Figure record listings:
◆ ◆ ◆

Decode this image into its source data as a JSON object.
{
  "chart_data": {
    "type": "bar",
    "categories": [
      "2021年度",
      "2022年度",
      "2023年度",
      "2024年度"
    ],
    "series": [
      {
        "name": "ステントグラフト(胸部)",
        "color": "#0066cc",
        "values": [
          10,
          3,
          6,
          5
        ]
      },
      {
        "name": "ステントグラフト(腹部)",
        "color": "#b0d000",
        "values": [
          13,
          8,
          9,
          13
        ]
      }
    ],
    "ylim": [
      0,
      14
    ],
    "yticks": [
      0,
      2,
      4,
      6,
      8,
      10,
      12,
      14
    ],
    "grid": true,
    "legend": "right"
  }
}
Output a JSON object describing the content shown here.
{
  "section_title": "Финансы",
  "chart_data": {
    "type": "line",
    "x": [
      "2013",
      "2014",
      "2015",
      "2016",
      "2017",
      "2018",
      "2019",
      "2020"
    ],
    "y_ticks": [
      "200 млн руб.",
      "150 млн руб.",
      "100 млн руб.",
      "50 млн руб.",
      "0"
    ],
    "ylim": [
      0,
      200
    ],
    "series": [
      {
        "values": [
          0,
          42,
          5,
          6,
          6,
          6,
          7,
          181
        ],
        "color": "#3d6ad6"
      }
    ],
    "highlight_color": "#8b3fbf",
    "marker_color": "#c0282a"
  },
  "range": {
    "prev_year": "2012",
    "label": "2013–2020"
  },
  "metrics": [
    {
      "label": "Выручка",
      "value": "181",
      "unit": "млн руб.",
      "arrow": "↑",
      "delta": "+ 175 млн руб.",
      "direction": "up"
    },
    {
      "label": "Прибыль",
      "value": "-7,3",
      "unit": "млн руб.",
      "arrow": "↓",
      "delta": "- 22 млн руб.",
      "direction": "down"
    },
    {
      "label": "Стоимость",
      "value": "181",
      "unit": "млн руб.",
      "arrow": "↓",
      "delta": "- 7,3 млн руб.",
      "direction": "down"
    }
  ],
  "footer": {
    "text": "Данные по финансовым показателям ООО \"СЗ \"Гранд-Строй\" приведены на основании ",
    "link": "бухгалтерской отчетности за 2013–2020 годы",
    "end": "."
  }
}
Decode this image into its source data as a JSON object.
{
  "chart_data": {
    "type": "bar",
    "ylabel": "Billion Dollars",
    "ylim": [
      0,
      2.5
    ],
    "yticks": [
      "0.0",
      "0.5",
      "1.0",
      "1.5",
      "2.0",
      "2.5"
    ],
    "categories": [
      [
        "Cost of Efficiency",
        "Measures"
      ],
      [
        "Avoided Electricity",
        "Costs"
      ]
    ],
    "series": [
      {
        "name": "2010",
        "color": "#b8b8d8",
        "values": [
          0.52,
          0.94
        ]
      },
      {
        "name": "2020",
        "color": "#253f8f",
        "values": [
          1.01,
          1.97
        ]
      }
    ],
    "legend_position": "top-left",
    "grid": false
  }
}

◆ ◆ ◆

## EXERCISE DESCRIPTION
Give back each line above precisely as it stands.

## RESULT OF THE EXERCISE
Decode this image into its source data as a JSON object.
{
  "chart_data": {
    "type": "bar",
    "categories": [
      "2021年度",
      "2022年度",
      "2023年度",
      "2024年度"
    ],
    "series": [
      {
        "name": "ステントグラフト(胸部)",
        "color": "#0066cc",
        "values": [
          10,
          3,
          6,
          5
        ]
      },
      {
        "name": "ステントグラフト(腹部)",
        "color": "#b0d000",
        "values": [
          13,
          8,
          9,
          13
        ]
      }
    ],
    "ylim": [
      0,
      14
    ],
    "yticks": [
      0,
      2,
      4,
      6,
      8,
      10,
      12,
      14
    ],
    "grid": true,
    "legend": "right"
  }
}
Output a JSON object describing the content shown here.
{
  "section_title": "Финансы",
  "chart_data": {
    "type": "line",
    "x": [
      "2013",
      "2014",
      "2015",
      "2016",
      "2017",
      "2018",
      "2019",
      "2020"
    ],
    "y_ticks": [
      "200 млн руб.",
      "150 млн руб.",
      "100 млн руб.",
      "50 млн руб.",
      "0"
    ],
    "ylim": [
      0,
      200
    ],
    "series": [
      {
        "values": [
          0,
          42,
          5,
          6,
          6,
          6,
          7,
          181
        ],
        "color": "#3d6ad6"
      }
    ],
    "highlight_color": "#8b3fbf",
    "marker_color": "#c0282a"
  },
  "range": {
    "prev_year": "2012",
    "label": "2013–2020"
  },
  "metrics": [
    {
      "label": "Выручка",
      "value": "181",
      "unit": "млн руб.",
      "arrow": "↑",
      "delta": "+ 175 млн руб.",
      "direction": "up"
    },
    {
      "label": "Прибыль",
      "value": "-7,3",
      "unit": "млн руб.",
      "arrow": "↓",
      "delta": "- 22 млн руб.",
      "direction": "down"
    },
    {
      "label": "Стоимость",
      "value": "181",
      "unit": "млн руб.",
      "arrow": "↓",
      "delta": "- 7,3 млн руб.",
      "direction": "down"
    }
  ],
  "footer": {
    "text": "Данные по финансовым показателям ООО \"СЗ \"Гранд-Строй\" приведены на основании ",
    "link": "бухгалтерской отчетности за 2013–2020 годы",
    "end": "."
  }
}
Decode this image into its source data as a JSON object.
{
  "chart_data": {
    "type": "bar",
    "ylabel": "Billion Dollars",
    "ylim": [
      0,
      2.5
    ],
    "yticks": [
      "0.0",
      "0.5",
      "1.0",
      "1.5",
      "2.0",
      "2.5"
    ],
    "categories": [
      [
        "Cost of Efficiency",
        "Measures"
      ],
      [
        "Avoided Electricity",
        "Costs"
      ]
    ],
    "series": [
      {
        "name": "2010",
        "color": "#b8b8d8",
        "values": [
          0.52,
          0.94
        ]
      },
      {
        "name": "2020",
        "color": "#253f8f",
        "values": [
          1.01,
          1.97
        ]
      }
    ],
    "legend_position": "top-left",
    "grid": false
  }
}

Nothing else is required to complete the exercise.